In the listing below, locate the lines bearing the word "Návrh". Copy every one of them.

Data supplied:
※

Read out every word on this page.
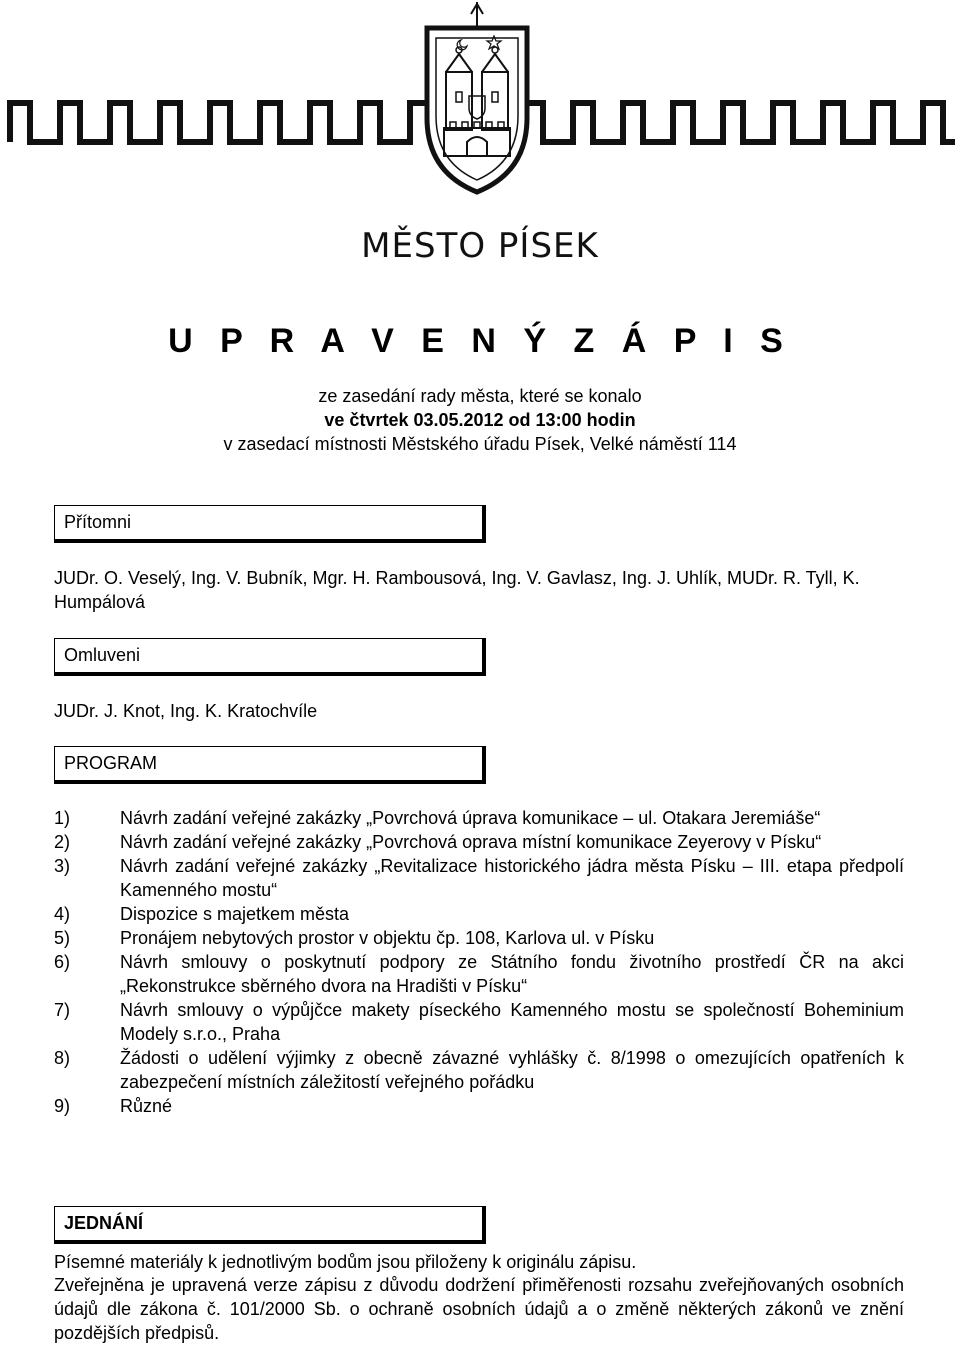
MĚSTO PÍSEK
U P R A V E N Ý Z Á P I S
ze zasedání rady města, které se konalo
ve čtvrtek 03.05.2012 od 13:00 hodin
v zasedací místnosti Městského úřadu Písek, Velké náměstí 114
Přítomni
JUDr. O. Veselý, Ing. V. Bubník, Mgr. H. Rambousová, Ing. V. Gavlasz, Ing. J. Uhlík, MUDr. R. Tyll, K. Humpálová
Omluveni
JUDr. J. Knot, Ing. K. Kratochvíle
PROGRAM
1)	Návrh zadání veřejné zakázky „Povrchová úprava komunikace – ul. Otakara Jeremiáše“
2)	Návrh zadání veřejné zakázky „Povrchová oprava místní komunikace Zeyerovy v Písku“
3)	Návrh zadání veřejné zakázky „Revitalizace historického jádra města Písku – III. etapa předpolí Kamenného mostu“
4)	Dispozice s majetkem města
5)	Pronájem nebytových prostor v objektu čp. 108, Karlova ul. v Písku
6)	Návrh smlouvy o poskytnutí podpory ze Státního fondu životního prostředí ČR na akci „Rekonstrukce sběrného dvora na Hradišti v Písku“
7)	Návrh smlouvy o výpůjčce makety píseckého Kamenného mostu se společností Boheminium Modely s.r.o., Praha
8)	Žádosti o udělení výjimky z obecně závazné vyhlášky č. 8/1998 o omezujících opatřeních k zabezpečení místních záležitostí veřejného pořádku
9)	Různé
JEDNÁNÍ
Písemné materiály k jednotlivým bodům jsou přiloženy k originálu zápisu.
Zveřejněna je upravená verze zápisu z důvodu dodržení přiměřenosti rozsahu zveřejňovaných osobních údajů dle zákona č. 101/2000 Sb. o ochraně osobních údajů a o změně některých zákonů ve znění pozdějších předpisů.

※

Exercise response:
1)	Návrh zadání veřejné zakázky „Povrchová úprava komunikace – ul. Otakara Jeremiáše“
2)	Návrh zadání veřejné zakázky „Povrchová oprava místní komunikace Zeyerovy v Písku“
3)	Návrh zadání veřejné zakázky „Revitalizace historického jádra města Písku – III. etapa předpolí Kamenného mostu“
6)	Návrh smlouvy o poskytnutí podpory ze Státního fondu životního prostředí ČR na akci „Rekonstrukce sběrného dvora na Hradišti v Písku“
7)	Návrh smlouvy o výpůjčce makety píseckého Kamenného mostu se společností Boheminium Modely s.r.o., Praha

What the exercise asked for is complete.